MR JASON GAILBRAITH-MARTEN & MR DANIEL DYAL (instructed by Taylor Vinters) for the Respondent

Hearing date: 21st November 2008

Judgment

Lord Justice Mummery :

Appeal summary

1.

This is an employee’s complaint of race discrimination throughout an employment relationship lasting from 1997 to 2005. There is a long running dispute about the time limits for his complaints: were they complaints of acts extending over a period (i.e. the whole period of employment), or of a succession of isolated and unconnected specific acts, some of which are in time and some are not?

2.

In the majority of cases these are not difficult questions. They are problematical when, as here, the complaint is that over a long period there has been less favourable treatment on racial grounds in almost every aspect of the employment: inappropriate work assigned, failure to provide adequate support staff, payment of a lower salary, non-promotion, unsatisfactory appraisals, unjustified criticisms, exclusion from projects and benefits, unjustified disciplinary proceedings and unsatisfactory handling of grievance procedures.

3.

The Race Relations Act 1976, as amended (the 1976 Act) provides for a short limitation period. An ET shall not consider a complaint of race discrimination unless it is presented before the end of the period of three months beginning when the act complained of was done: section 76(1) of the 1976 Act. In the case of an act extending over a period, however, the act is treated as done at the end of that period: section 76 (6) (b). The court has a discretion to extend the time if it is just and equitable to do so: section 76(5). In this case an application for extension of time was refused at an early stage. There was no appeal.

4.

Three years have passed since Dr Qing-Ping Ma, who is of ethnic Chinese origin, presented his complaint to the employment tribunal (the ET) on 22 August 2005 alleging race discrimination by Merck Sharp & Dohme Limited (Merck) by whom he was employed as a Research Fellow. One of the main points of contention on time limits is the significance of his transfer in August 2002 to work in Robotics, another part of Merck. Merck submits that the transfer to what they say is or was another Department is relevant to the issue of the continuing nature of the alleged discriminatory acts. Dr Ma, who has acted in person throughout the proceedings, does not agree. He has, of course, the right to conduct his own case, but it increases the burden on him and on Merck, as well as on the tribunals and courts. If he had been legally represented I doubt whether the time limits issue would have taken over three years to resolve with two judgments in the ET by the Chairman sitting alone (Judge Glennie in May 2006 and Ms Jones in July 2007) and two judgments in the Employment Appeal Tribunal (the EAT), Keith J in February 2007 and Cox J in April 2008.

5.

This appeal is from the order of the EAT (Cox J) dated 14 April 2008 dismissing Dr Ma’s appeal from the ruling of the ET at a pre-hearing review (the Jones decision) holding that 8 complaints were in time, but dismissing the remaining complaints as out of time.

6.

• [Task instructions]:
- 1) Print the passage of the appeal judgment between "Appeal summary" and "some are not?", inclusive.
- 2) Answer these questions from the appeal judgment:
(a) What is the hearing date?
(b) Within what period must a race discrimination complaint be presented under section 76(1) of the 1976 Act?
(c) On what date did Dr Ma present his complaint to the employment tribunal?

(Collection entries)
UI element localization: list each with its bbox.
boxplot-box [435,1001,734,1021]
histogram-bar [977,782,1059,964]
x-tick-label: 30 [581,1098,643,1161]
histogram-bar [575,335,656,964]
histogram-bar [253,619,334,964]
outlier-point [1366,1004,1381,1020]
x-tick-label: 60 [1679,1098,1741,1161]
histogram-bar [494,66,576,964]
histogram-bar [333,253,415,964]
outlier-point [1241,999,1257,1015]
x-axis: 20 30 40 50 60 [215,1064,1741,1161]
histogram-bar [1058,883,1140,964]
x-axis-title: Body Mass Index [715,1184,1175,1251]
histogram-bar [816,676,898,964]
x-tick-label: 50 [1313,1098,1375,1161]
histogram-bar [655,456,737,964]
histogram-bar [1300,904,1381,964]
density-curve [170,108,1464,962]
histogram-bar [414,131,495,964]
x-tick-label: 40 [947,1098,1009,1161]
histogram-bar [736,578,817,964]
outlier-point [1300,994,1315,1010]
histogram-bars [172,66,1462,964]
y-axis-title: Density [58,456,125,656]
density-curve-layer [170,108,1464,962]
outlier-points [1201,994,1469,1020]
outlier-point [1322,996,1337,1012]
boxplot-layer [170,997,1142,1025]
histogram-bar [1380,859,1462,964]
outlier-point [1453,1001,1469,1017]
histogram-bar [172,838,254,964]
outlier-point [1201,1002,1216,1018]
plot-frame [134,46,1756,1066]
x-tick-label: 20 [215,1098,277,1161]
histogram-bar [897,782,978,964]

• [The responses]:
- 1)
Appeal summary

1.

This is an employee’s complaint of race discrimination throughout an employment relationship lasting from 1997 to 2005. There is a long running dispute about the time limits for his complaints: were they complaints of acts extending over a period (i.e. the whole period of employment), or of a succession of isolated and unconnected specific acts, some of which are in time and some are not?

- 2)
(a) 21st November 2008
(b) Three months beginning when the act complained of was done
(c) 22 August 2005